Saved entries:
○ ○ ○ ○ ○ ○ ○
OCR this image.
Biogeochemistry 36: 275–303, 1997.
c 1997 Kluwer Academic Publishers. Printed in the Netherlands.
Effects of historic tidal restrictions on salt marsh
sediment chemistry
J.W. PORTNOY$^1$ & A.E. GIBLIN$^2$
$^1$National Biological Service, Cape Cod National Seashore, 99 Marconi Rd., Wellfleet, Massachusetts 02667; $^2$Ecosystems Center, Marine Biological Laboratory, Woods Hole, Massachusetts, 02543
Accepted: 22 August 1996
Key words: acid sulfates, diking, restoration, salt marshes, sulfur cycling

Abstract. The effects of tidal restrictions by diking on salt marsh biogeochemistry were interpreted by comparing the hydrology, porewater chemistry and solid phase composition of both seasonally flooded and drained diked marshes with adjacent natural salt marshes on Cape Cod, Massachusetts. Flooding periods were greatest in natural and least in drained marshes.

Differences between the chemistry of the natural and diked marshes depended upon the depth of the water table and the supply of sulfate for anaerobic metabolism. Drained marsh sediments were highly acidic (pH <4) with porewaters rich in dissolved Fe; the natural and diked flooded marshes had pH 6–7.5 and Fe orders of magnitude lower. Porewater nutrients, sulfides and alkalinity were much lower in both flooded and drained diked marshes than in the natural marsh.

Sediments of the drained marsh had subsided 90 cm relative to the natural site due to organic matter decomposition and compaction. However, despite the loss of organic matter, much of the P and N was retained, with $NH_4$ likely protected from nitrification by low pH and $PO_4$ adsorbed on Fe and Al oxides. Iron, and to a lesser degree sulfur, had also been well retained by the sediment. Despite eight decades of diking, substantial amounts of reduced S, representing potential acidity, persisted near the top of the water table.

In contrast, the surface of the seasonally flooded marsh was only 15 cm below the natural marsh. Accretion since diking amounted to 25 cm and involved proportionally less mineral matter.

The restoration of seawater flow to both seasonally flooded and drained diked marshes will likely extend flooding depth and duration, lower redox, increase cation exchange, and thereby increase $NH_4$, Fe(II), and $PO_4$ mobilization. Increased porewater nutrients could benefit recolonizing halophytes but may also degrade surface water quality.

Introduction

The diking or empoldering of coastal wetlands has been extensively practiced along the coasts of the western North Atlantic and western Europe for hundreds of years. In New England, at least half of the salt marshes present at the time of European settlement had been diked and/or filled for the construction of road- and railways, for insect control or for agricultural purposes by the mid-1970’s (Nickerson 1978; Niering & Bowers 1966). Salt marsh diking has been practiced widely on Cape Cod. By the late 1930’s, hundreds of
○ ○ ○ ○ ○ ○ ○
PROBLEM: Track down every line holding the string "table" and copy it.

ANSWER FOR THE TASK:
Differences between the chemistry of the natural and diked marshes depended upon the depth of the water table and the supply of sulfate for anaerobic metabolism. Drained marsh sediments were highly acidic (pH <4) with porewaters rich in dissolved Fe; the natural and diked flooded marshes had pH 6–7.5 and Fe orders of magnitude lower. Porewater nutrients, sulfides and alkalinity were much lower in both flooded and drained diked marshes than in the natural marsh.
Sediments of the drained marsh had subsided 90 cm relative to the natural site due to organic matter decomposition and compaction. However, despite the loss of organic matter, much of the P and N was retained, with $NH_4$ likely protected from nitrification by low pH and $PO_4$ adsorbed on Fe and Al oxides. Iron, and to a lesser degree sulfur, had also been well retained by the sediment. Despite eight decades of diking, substantial amounts of reduced S, representing potential acidity, persisted near the top of the water table.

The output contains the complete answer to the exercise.